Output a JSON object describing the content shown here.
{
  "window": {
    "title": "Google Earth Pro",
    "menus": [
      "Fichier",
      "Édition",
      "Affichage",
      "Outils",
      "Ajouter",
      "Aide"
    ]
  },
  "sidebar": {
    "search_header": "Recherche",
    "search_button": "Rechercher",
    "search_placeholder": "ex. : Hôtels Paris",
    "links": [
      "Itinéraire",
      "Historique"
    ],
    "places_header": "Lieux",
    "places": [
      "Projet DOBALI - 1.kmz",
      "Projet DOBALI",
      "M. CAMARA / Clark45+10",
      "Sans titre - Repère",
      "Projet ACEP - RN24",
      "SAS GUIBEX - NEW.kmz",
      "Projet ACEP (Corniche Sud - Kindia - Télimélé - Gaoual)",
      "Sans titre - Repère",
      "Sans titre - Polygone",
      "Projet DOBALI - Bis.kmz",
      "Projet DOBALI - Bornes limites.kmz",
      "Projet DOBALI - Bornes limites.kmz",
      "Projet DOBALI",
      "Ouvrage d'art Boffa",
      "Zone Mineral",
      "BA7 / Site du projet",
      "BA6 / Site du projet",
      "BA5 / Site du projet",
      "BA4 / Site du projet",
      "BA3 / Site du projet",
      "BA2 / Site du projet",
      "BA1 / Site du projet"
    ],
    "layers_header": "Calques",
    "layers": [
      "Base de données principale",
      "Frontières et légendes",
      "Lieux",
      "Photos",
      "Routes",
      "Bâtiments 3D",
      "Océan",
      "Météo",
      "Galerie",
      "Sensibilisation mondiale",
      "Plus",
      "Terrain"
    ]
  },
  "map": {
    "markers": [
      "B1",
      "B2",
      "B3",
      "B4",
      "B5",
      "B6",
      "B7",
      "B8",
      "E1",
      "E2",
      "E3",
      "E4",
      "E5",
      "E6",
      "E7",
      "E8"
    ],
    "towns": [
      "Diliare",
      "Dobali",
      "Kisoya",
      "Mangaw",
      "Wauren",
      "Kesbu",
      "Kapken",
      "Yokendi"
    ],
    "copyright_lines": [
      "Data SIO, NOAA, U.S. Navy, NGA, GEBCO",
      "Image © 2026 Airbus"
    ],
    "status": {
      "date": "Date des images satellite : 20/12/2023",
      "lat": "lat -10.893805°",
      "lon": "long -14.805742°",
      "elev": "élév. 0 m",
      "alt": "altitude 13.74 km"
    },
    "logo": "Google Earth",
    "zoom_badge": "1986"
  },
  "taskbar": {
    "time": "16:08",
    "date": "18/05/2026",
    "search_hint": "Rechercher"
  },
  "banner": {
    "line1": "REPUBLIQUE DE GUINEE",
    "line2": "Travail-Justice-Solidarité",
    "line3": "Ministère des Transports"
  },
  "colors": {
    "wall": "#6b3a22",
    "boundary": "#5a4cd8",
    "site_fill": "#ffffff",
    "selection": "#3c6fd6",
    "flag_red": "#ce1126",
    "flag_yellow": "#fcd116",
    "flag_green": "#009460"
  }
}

==*==

[WHAT IS NEEDED] Give the complete listing a second time, exactly as it reads.

[EXPECTED OUTPUT]
Output a JSON object describing the content shown here.
{
  "window": {
    "title": "Google Earth Pro",
    "menus": [
      "Fichier",
      "Édition",
      "Affichage",
      "Outils",
      "Ajouter",
      "Aide"
    ]
  },
  "sidebar": {
    "search_header": "Recherche",
    "search_button": "Rechercher",
    "search_placeholder": "ex. : Hôtels Paris",
    "links": [
      "Itinéraire",
      "Historique"
    ],
    "places_header": "Lieux",
    "places": [
      "Projet DOBALI - 1.kmz",
      "Projet DOBALI",
      "M. CAMARA / Clark45+10",
      "Sans titre - Repère",
      "Projet ACEP - RN24",
      "SAS GUIBEX - NEW.kmz",
      "Projet ACEP (Corniche Sud - Kindia - Télimélé - Gaoual)",
      "Sans titre - Repère",
      "Sans titre - Polygone",
      "Projet DOBALI - Bis.kmz",
      "Projet DOBALI - Bornes limites.kmz",
      "Projet DOBALI - Bornes limites.kmz",
      "Projet DOBALI",
      "Ouvrage d'art Boffa",
      "Zone Mineral",
      "BA7 / Site du projet",
      "BA6 / Site du projet",
      "BA5 / Site du projet",
      "BA4 / Site du projet",
      "BA3 / Site du projet",
      "BA2 / Site du projet",
      "BA1 / Site du projet"
    ],
    "layers_header": "Calques",
    "layers": [
      "Base de données principale",
      "Frontières et légendes",
      "Lieux",
      "Photos",
      "Routes",
      "Bâtiments 3D",
      "Océan",
      "Météo",
      "Galerie",
      "Sensibilisation mondiale",
      "Plus",
      "Terrain"
    ]
  },
  "map": {
    "markers": [
      "B1",
      "B2",
      "B3",
      "B4",
      "B5",
      "B6",
      "B7",
      "B8",
      "E1",
      "E2",
      "E3",
      "E4",
      "E5",
      "E6",
      "E7",
      "E8"
    ],
    "towns": [
      "Diliare",
      "Dobali",
      "Kisoya",
      "Mangaw",
      "Wauren",
      "Kesbu",
      "Kapken",
      "Yokendi"
    ],
    "copyright_lines": [
      "Data SIO, NOAA, U.S. Navy, NGA, GEBCO",
      "Image © 2026 Airbus"
    ],
    "status": {
      "date": "Date des images satellite : 20/12/2023",
      "lat": "lat -10.893805°",
      "lon": "long -14.805742°",
      "elev": "élév. 0 m",
      "alt": "altitude 13.74 km"
    },
    "logo": "Google Earth",
    "zoom_badge": "1986"
  },
  "taskbar": {
    "time": "16:08",
    "date": "18/05/2026",
    "search_hint": "Rechercher"
  },
  "banner": {
    "line1": "REPUBLIQUE DE GUINEE",
    "line2": "Travail-Justice-Solidarité",
    "line3": "Ministère des Transports"
  },
  "colors": {
    "wall": "#6b3a22",
    "boundary": "#5a4cd8",
    "site_fill": "#ffffff",
    "selection": "#3c6fd6",
    "flag_red": "#ce1126",
    "flag_yellow": "#fcd116",
    "flag_green": "#009460"
  }
}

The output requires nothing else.